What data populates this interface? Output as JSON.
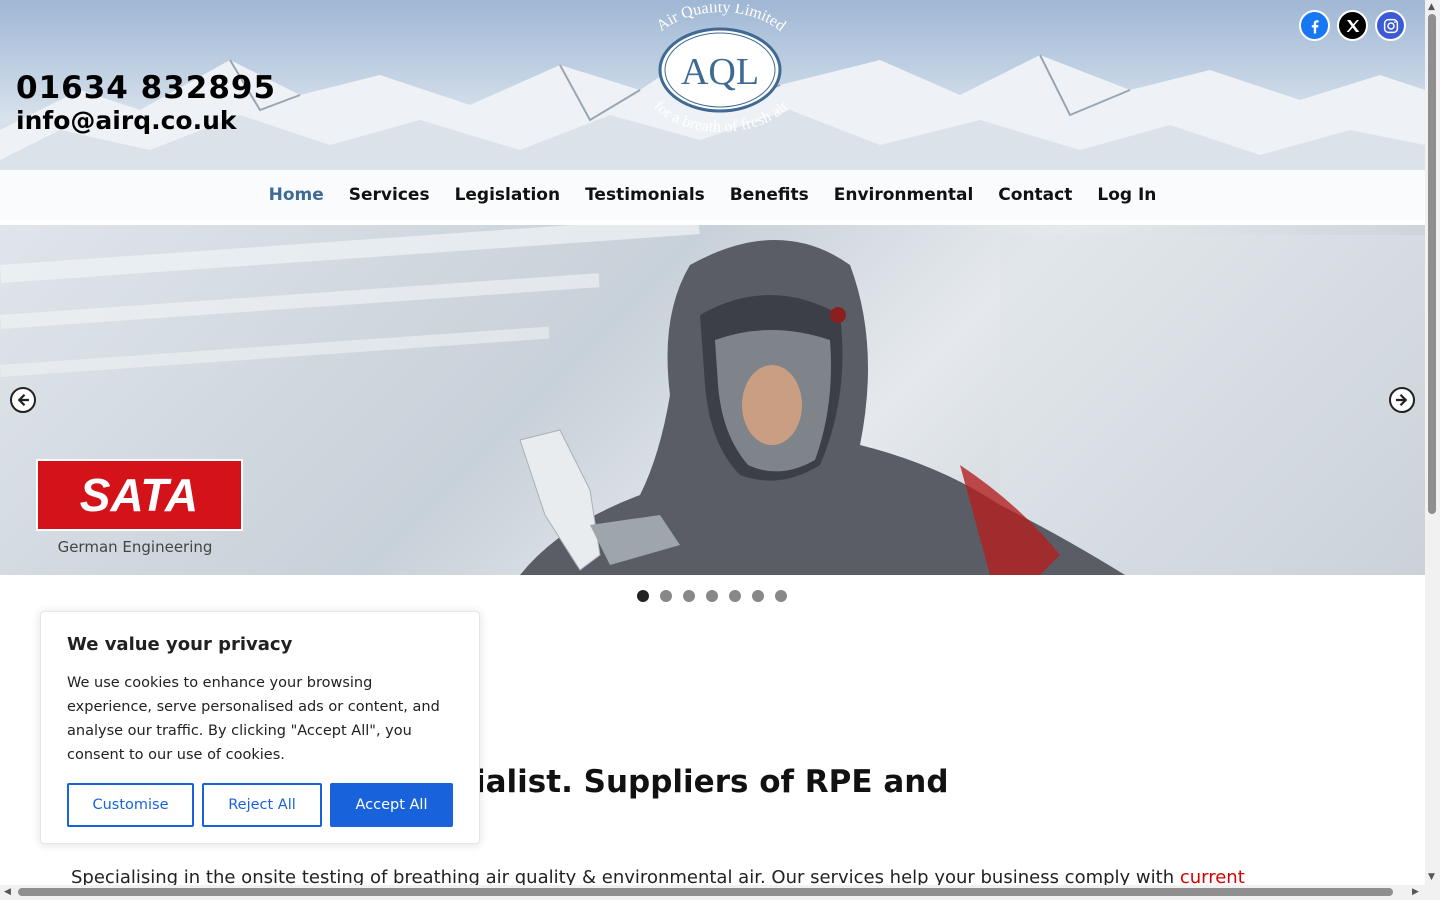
{
  "header": {
    "phone": "01634 832895",
    "email": "info@airq.co.uk",
    "logo": {
      "arc_top": "Air Quality Limited",
      "initials": "AQL",
      "arc_bottom": "for a breath of fresh air"
    },
    "social": [
      {
        "name": "facebook-icon",
        "color": "#1877f2"
      },
      {
        "name": "x-icon",
        "color": "#000000"
      },
      {
        "name": "instagram-icon",
        "color": "#3d5ad6"
      }
    ]
  },
  "nav": {
    "items": [
      "Home",
      "Services",
      "Legislation",
      "Testimonials",
      "Benefits",
      "Environmental",
      "Contact",
      "Log In"
    ],
    "active": "Home",
    "active_color": "#3f6a93"
  },
  "slider": {
    "brand_text": "SATA",
    "brand_sub": "German Engineering",
    "slide_count": 7,
    "active_slide": 1
  },
  "main": {
    "headline": "mental air testing specialist. Suppliers of RPE and",
    "intro_text": "Specialising in the onsite testing of  breathing air quality  & environmental air. Our services help your business comply with ",
    "intro_link": "current"
  },
  "cookie": {
    "title": "We value your privacy",
    "body": "We use cookies to enhance your browsing experience, serve personalised ads or content, and analyse our traffic. By clicking \"Accept All\", you consent to our use of cookies.",
    "customise_label": "Customise",
    "reject_label": "Reject All",
    "accept_label": "Accept All",
    "accent_color": "#1863dc"
  }
}
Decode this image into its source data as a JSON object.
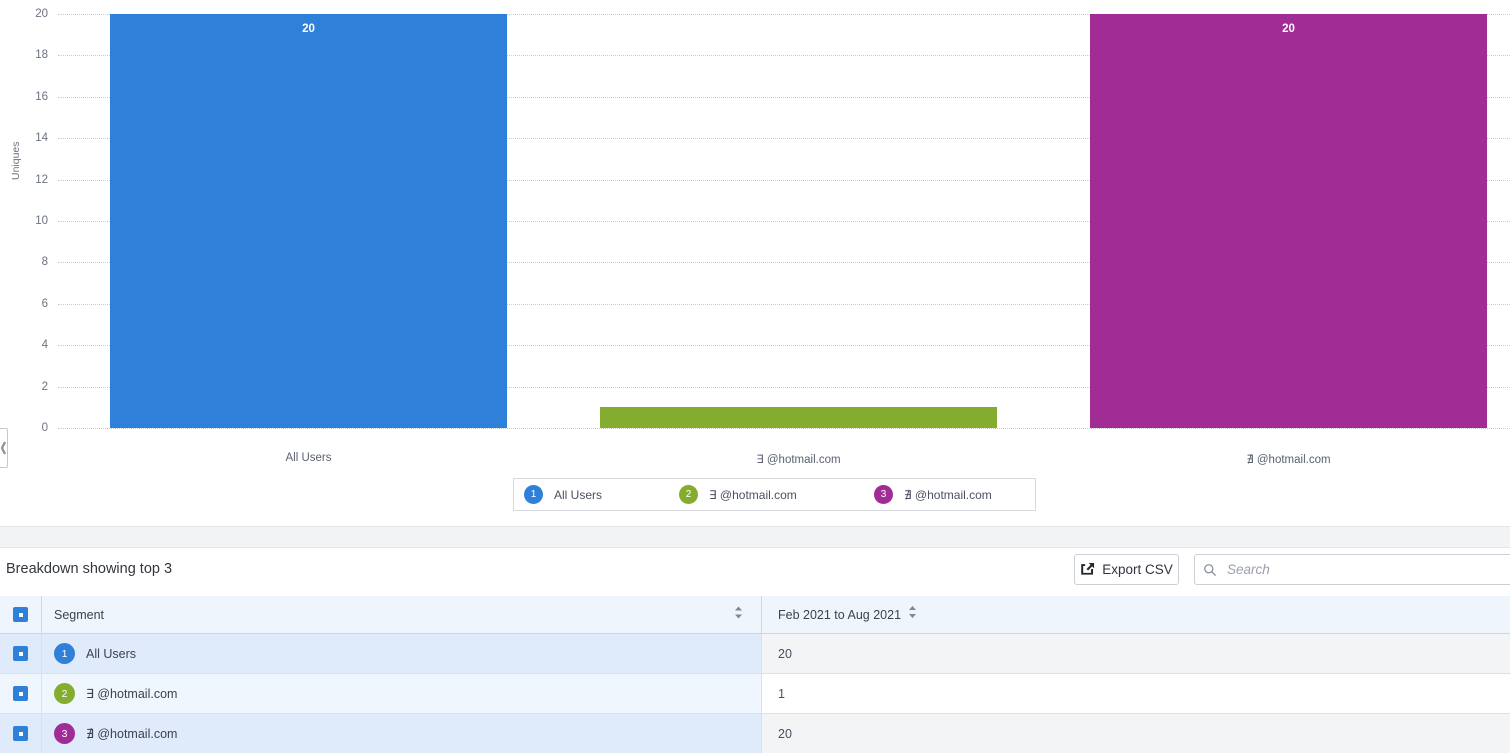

Instructions to follow —
Pick out, from the lines above, every one that contains the string "Accept".

Output of the task —
    "body": "We use cookies to enhance your browsing experience, serve personalised ads or content, and analyse our traffic. By clicking \"Accept All\", you consent to our use of cookies.",
    "accept_label": "Accept All",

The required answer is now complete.